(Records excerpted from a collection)
────────────────────

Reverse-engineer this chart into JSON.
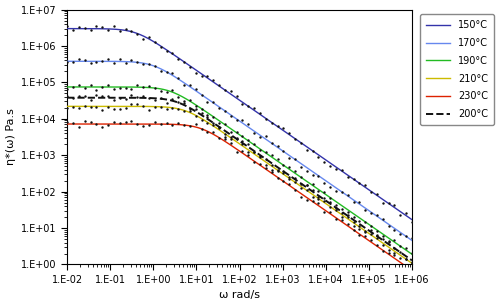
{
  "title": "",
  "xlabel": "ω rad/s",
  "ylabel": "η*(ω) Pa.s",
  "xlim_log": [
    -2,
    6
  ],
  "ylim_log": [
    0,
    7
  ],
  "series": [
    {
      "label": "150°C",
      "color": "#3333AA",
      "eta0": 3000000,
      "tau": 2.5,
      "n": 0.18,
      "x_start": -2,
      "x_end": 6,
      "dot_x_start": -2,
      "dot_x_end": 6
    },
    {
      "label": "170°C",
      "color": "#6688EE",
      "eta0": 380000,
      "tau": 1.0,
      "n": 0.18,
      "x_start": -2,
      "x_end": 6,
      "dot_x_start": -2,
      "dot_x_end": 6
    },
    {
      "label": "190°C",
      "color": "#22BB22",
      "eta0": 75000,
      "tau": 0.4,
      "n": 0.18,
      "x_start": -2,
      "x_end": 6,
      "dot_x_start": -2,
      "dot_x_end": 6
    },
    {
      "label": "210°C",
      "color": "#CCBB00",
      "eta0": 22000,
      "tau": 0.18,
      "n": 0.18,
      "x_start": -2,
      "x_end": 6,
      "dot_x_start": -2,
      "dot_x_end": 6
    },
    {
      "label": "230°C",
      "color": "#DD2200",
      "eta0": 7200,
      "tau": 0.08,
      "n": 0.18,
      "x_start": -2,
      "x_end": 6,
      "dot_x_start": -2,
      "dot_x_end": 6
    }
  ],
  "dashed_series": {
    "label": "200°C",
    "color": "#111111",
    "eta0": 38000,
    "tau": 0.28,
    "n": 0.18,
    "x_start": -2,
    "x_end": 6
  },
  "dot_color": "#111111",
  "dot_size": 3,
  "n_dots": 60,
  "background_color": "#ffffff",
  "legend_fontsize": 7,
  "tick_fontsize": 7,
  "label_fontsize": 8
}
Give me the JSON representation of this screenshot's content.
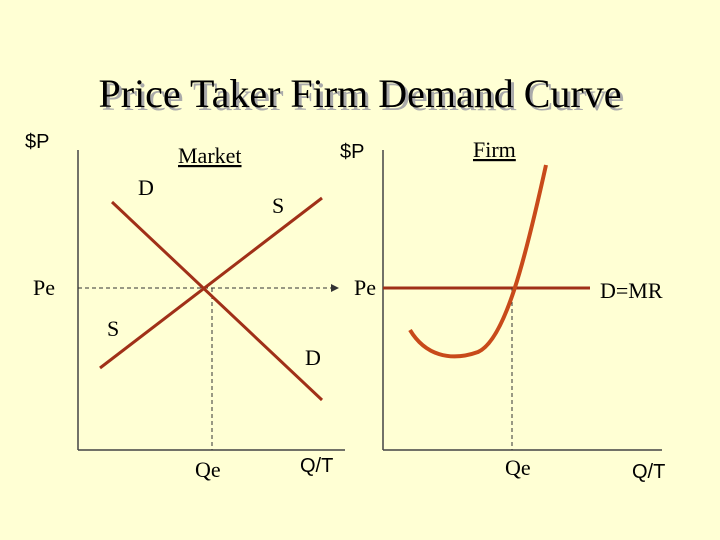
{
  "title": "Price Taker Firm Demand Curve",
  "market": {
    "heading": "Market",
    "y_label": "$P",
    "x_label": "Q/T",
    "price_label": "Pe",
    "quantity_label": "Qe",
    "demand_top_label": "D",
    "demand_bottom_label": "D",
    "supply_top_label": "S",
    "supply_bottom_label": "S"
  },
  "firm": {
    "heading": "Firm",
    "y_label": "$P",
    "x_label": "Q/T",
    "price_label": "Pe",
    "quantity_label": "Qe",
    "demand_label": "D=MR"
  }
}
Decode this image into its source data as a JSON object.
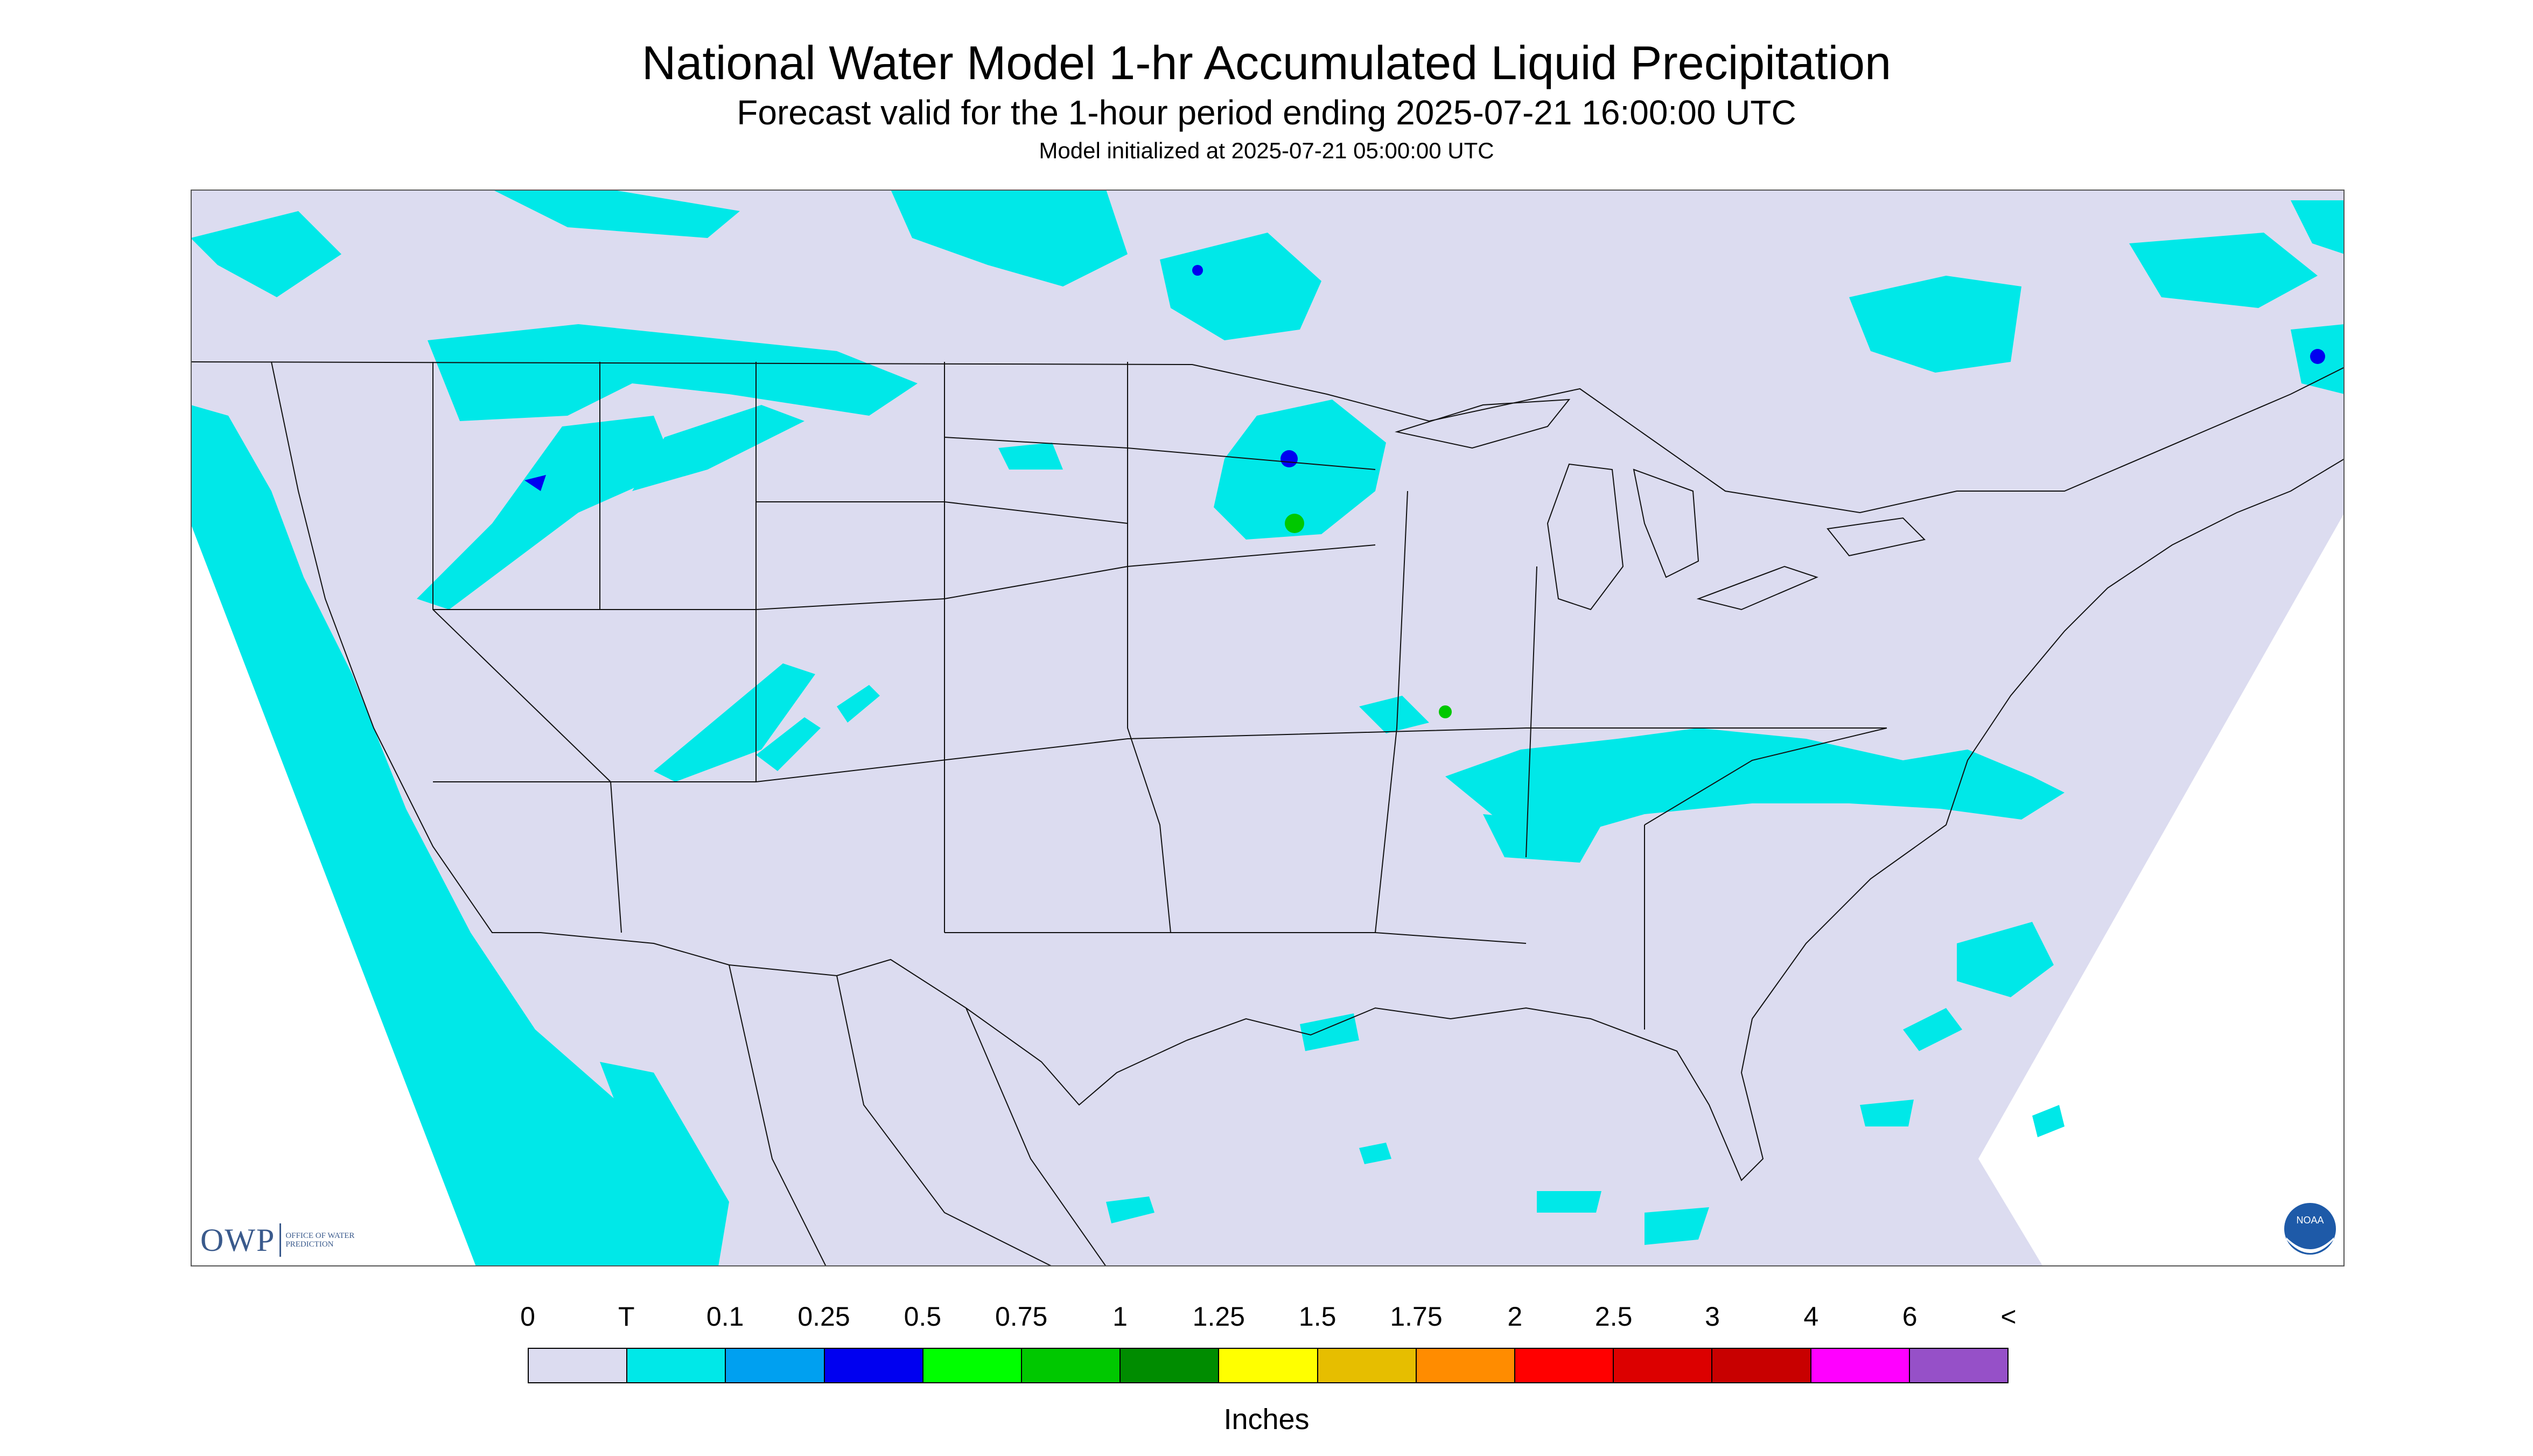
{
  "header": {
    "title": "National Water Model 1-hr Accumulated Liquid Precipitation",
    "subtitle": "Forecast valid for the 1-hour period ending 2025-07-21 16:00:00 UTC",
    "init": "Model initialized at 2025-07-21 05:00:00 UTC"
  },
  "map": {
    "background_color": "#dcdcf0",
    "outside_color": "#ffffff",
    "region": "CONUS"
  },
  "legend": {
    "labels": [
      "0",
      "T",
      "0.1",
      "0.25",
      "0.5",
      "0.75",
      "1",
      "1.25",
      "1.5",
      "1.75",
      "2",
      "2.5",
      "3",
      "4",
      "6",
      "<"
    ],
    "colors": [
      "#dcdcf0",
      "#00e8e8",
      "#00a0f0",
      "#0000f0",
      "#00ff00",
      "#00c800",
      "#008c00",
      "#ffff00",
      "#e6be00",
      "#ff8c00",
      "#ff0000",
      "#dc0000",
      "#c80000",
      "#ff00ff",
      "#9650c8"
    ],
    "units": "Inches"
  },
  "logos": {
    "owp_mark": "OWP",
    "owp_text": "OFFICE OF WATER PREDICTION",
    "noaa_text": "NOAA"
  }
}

────────────────────

Omit every picture, then reproduce the rest of the listing exactly.

- Solution to the problem -
Reverse-engineer this chart into JSON.
{
  "title": "",
  "xlabel": "ω rad/s",
  "ylabel": "η*(ω) Pa.s",
  "xlim_log": [
    -2,
    6
  ],
  "ylim_log": [
    0,
    7
  ],
  "series": [
    {
      "label": "150°C",
      "color": "#3333AA",
      "eta0": 3000000,
      "tau": 2.5,
      "n": 0.18,
      "x_start": -2,
      "x_end": 6,
      "dot_x_start": -2,
      "dot_x_end": 6
    },
    {
      "label": "170°C",
      "color": "#6688EE",
      "eta0": 380000,
      "tau": 1.0,
      "n": 0.18,
      "x_start": -2,
      "x_end": 6,
      "dot_x_start": -2,
      "dot_x_end": 6
    },
    {
      "label": "190°C",
      "color": "#22BB22",
      "eta0": 75000,
      "tau": 0.4,
      "n": 0.18,
      "x_start": -2,
      "x_end": 6,
      "dot_x_start": -2,
      "dot_x_end": 6
    },
    {
      "label": "210°C",
      "color": "#CCBB00",
      "eta0": 22000,
      "tau": 0.18,
      "n": 0.18,
      "x_start": -2,
      "x_end": 6,
      "dot_x_start": -2,
      "dot_x_end": 6
    },
    {
      "label": "230°C",
      "color": "#DD2200",
      "eta0": 7200,
      "tau": 0.08,
      "n": 0.18,
      "x_start": -2,
      "x_end": 6,
      "dot_x_start": -2,
      "dot_x_end": 6
    }
  ],
  "dashed_series": {
    "label": "200°C",
    "color": "#111111",
    "eta0": 38000,
    "tau": 0.28,
    "n": 0.18,
    "x_start": -2,
    "x_end": 6
  },
  "dot_color": "#111111",
  "dot_size": 3,
  "n_dots": 60,
  "background_color": "#ffffff",
  "legend_fontsize": 7,
  "tick_fontsize": 7,
  "label_fontsize": 8
}
Give me the JSON representation of this screenshot's content.
{
  "title": "Price Taker Firm Demand Curve",
  "market": {
    "heading": "Market",
    "y_label": "$P",
    "x_label": "Q/T",
    "price_label": "Pe",
    "quantity_label": "Qe",
    "demand_top_label": "D",
    "demand_bottom_label": "D",
    "supply_top_label": "S",
    "supply_bottom_label": "S"
  },
  "firm": {
    "heading": "Firm",
    "y_label": "$P",
    "x_label": "Q/T",
    "price_label": "Pe",
    "quantity_label": "Qe",
    "demand_label": "D=MR"
  }
}
Decode this image into its source data as a JSON object.
{
  "header": {
    "title": "National Water Model 1-hr Accumulated Liquid Precipitation",
    "subtitle": "Forecast valid for the 1-hour period ending 2025-07-21 16:00:00 UTC",
    "init": "Model initialized at 2025-07-21 05:00:00 UTC"
  },
  "map": {
    "background_color": "#dcdcf0",
    "outside_color": "#ffffff",
    "region": "CONUS"
  },
  "legend": {
    "labels": [
      "0",
      "T",
      "0.1",
      "0.25",
      "0.5",
      "0.75",
      "1",
      "1.25",
      "1.5",
      "1.75",
      "2",
      "2.5",
      "3",
      "4",
      "6",
      "<"
    ],
    "colors": [
      "#dcdcf0",
      "#00e8e8",
      "#00a0f0",
      "#0000f0",
      "#00ff00",
      "#00c800",
      "#008c00",
      "#ffff00",
      "#e6be00",
      "#ff8c00",
      "#ff0000",
      "#dc0000",
      "#c80000",
      "#ff00ff",
      "#9650c8"
    ],
    "units": "Inches"
  },
  "logos": {
    "owp_mark": "OWP",
    "owp_text": "OFFICE OF WATER PREDICTION",
    "noaa_text": "NOAA"
  }
}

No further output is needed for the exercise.